▸ **Goal of the exercise**
Write each record again exactly as it stands.

▸ **Task inputs**
┌────────
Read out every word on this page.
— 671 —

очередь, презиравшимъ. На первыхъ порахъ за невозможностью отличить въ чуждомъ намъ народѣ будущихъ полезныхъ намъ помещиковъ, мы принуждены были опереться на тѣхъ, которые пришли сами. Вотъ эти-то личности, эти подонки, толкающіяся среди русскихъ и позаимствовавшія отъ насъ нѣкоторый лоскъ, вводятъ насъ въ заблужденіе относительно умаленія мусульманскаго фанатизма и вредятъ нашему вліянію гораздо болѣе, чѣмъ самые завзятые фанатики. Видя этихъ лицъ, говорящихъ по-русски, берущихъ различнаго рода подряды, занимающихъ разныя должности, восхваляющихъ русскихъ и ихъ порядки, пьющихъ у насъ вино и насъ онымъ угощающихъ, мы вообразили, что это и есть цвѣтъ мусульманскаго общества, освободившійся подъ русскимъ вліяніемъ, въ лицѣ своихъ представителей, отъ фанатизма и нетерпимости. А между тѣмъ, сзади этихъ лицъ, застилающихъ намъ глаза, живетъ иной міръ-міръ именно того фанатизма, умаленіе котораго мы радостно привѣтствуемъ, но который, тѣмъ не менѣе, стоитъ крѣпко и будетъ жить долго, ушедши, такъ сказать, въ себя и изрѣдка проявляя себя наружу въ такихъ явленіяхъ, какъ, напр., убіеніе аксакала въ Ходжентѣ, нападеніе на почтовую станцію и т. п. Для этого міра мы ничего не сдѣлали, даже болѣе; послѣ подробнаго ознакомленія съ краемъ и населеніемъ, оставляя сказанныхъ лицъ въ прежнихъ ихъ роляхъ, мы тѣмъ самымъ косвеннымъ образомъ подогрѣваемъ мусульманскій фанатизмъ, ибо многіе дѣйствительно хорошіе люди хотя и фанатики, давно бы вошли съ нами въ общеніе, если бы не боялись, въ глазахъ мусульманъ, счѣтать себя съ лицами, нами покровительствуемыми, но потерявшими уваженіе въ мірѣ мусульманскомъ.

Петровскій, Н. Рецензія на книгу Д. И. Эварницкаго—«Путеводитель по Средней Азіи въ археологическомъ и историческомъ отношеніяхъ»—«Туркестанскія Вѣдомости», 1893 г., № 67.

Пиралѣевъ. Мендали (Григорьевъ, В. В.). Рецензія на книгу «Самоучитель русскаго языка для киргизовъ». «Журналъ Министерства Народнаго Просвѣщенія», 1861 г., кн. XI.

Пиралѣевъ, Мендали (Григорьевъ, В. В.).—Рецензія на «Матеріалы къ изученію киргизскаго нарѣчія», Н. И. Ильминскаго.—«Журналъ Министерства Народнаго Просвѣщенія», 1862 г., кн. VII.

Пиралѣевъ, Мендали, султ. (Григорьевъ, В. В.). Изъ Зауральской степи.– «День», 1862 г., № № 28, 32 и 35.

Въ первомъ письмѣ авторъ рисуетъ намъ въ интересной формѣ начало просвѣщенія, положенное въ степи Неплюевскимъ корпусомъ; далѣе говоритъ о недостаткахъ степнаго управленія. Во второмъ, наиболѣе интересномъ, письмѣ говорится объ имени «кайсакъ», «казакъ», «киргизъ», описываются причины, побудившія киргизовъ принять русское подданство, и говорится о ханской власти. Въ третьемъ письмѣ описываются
└────────
▸ **The solution**
Read out every word on this page.
— 671 —

очередь, презиравшимъ. На первыхъ порахъ за невозможностью отличить въ чуждомъ намъ народѣ будущихъ полезныхъ намъ помещиковъ, мы принуждены были опереться на тѣхъ, которые пришли сами. Вотъ эти-то личности, эти подонки, толкающіяся среди русскихъ и позаимствовавшія отъ насъ нѣкоторый лоскъ, вводятъ насъ въ заблужденіе относительно умаленія мусульманскаго фанатизма и вредятъ нашему вліянію гораздо болѣе, чѣмъ самые завзятые фанатики. Видя этихъ лицъ, говорящихъ по-русски, берущихъ различнаго рода подряды, занимающихъ разныя должности, восхваляющихъ русскихъ и ихъ порядки, пьющихъ у насъ вино и насъ онымъ угощающихъ, мы вообразили, что это и есть цвѣтъ мусульманскаго общества, освободившійся подъ русскимъ вліяніемъ, въ лицѣ своихъ представителей, отъ фанатизма и нетерпимости. А между тѣмъ, сзади этихъ лицъ, застилающихъ намъ глаза, живетъ иной міръ-міръ именно того фанатизма, умаленіе котораго мы радостно привѣтствуемъ, но который, тѣмъ не менѣе, стоитъ крѣпко и будетъ жить долго, ушедши, такъ сказать, въ себя и изрѣдка проявляя себя наружу въ такихъ явленіяхъ, какъ, напр., убіеніе аксакала въ Ходжентѣ, нападеніе на почтовую станцію и т. п. Для этого міра мы ничего не сдѣлали, даже болѣе; послѣ подробнаго ознакомленія съ краемъ и населеніемъ, оставляя сказанныхъ лицъ въ прежнихъ ихъ роляхъ, мы тѣмъ самымъ косвеннымъ образомъ подогрѣваемъ мусульманскій фанатизмъ, ибо многіе дѣйствительно хорошіе люди хотя и фанатики, давно бы вошли съ нами въ общеніе, если бы не боялись, въ глазахъ мусульманъ, счѣтать себя съ лицами, нами покровительствуемыми, но потерявшими уваженіе въ мірѣ мусульманскомъ.

Петровскій, Н. Рецензія на книгу Д. И. Эварницкаго—«Путеводитель по Средней Азіи въ археологическомъ и историческомъ отношеніяхъ»—«Туркестанскія Вѣдомости», 1893 г., № 67.

Пиралѣевъ. Мендали (Григорьевъ, В. В.). Рецензія на книгу «Самоучитель русскаго языка для киргизовъ». «Журналъ Министерства Народнаго Просвѣщенія», 1861 г., кн. XI.

Пиралѣевъ, Мендали (Григорьевъ, В. В.).—Рецензія на «Матеріалы къ изученію киргизскаго нарѣчія», Н. И. Ильминскаго.—«Журналъ Министерства Народнаго Просвѣщенія», 1862 г., кн. VII.

Пиралѣевъ, Мендали, султ. (Григорьевъ, В. В.). Изъ Зауральской степи.– «День», 1862 г., № № 28, 32 и 35.

Въ первомъ письмѣ авторъ рисуетъ намъ въ интересной формѣ начало просвѣщенія, положенное въ степи Неплюевскимъ корпусомъ; далѣе говоритъ о недостаткахъ степнаго управленія. Во второмъ, наиболѣе интересномъ, письмѣ говорится объ имени «кайсакъ», «казакъ», «киргизъ», описываются причины, побудившія киргизовъ принять русское подданство, и говорится о ханской власти. Въ третьемъ письмѣ описываются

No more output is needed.